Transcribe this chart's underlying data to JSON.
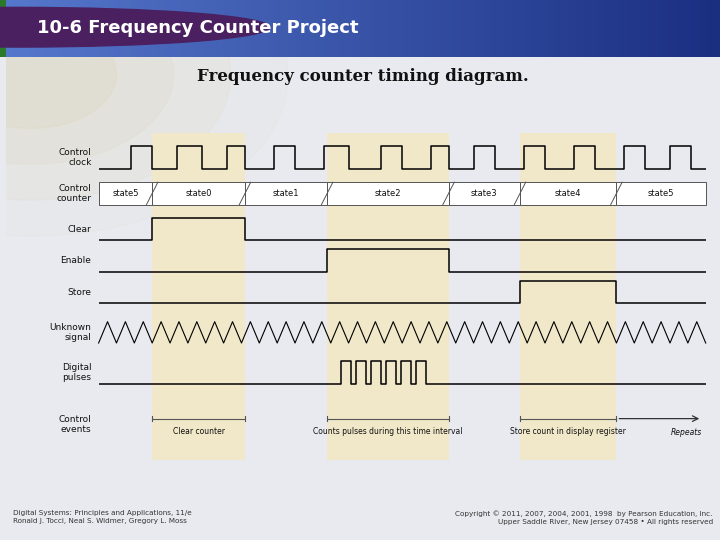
{
  "title": "Frequency counter timing diagram.",
  "header_title": "10-6 Frequency Counter Project",
  "header_bg_left": "#3355aa",
  "header_bg_right": "#1a2e80",
  "header_text_color": "#ffffff",
  "bg_color": "#ffffff",
  "highlight_color": "#f0e8c8",
  "fig_bg": "#e8eaf0",
  "footer_left": "Digital Systems: Principles and Applications, 11/e\nRonald J. Tocci, Neal S. Widmer, Gregory L. Moss",
  "footer_right": "Copyright © 2011, 2007, 2004, 2001, 1998  by Pearson Education, Inc.\nUpper Saddle River, New Jersey 07458 • All rights reserved",
  "signal_labels": [
    "Control\nclock",
    "Control\ncounter",
    "Clear",
    "Enable",
    "Store",
    "Unknown\nsignal",
    "Digital\npulses",
    "Control\nevents"
  ],
  "state_labels": [
    "state5",
    "state0",
    "state1",
    "state2",
    "state3",
    "state4",
    "state5"
  ],
  "event_labels": [
    "Clear counter",
    "Counts pulses during this time interval",
    "Store count in display register"
  ],
  "repeats_label": "Repeats",
  "stripe_color": "#2a7a2a",
  "bullet_color": "#4a2060",
  "circle_color": "#d4c890"
}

Problem description>
Exactly reproduce each record, leaving out any pictures.

Reply to the exercise>
Transcribe this chart's underlying data to JSON.
{
  "title": "Frequency counter timing diagram.",
  "header_title": "10-6 Frequency Counter Project",
  "header_bg_left": "#3355aa",
  "header_bg_right": "#1a2e80",
  "header_text_color": "#ffffff",
  "bg_color": "#ffffff",
  "highlight_color": "#f0e8c8",
  "fig_bg": "#e8eaf0",
  "footer_left": "Digital Systems: Principles and Applications, 11/e\nRonald J. Tocci, Neal S. Widmer, Gregory L. Moss",
  "footer_right": "Copyright © 2011, 2007, 2004, 2001, 1998  by Pearson Education, Inc.\nUpper Saddle River, New Jersey 07458 • All rights reserved",
  "signal_labels": [
    "Control\nclock",
    "Control\ncounter",
    "Clear",
    "Enable",
    "Store",
    "Unknown\nsignal",
    "Digital\npulses",
    "Control\nevents"
  ],
  "state_labels": [
    "state5",
    "state0",
    "state1",
    "state2",
    "state3",
    "state4",
    "state5"
  ],
  "event_labels": [
    "Clear counter",
    "Counts pulses during this time interval",
    "Store count in display register"
  ],
  "repeats_label": "Repeats",
  "stripe_color": "#2a7a2a",
  "bullet_color": "#4a2060",
  "circle_color": "#d4c890"
}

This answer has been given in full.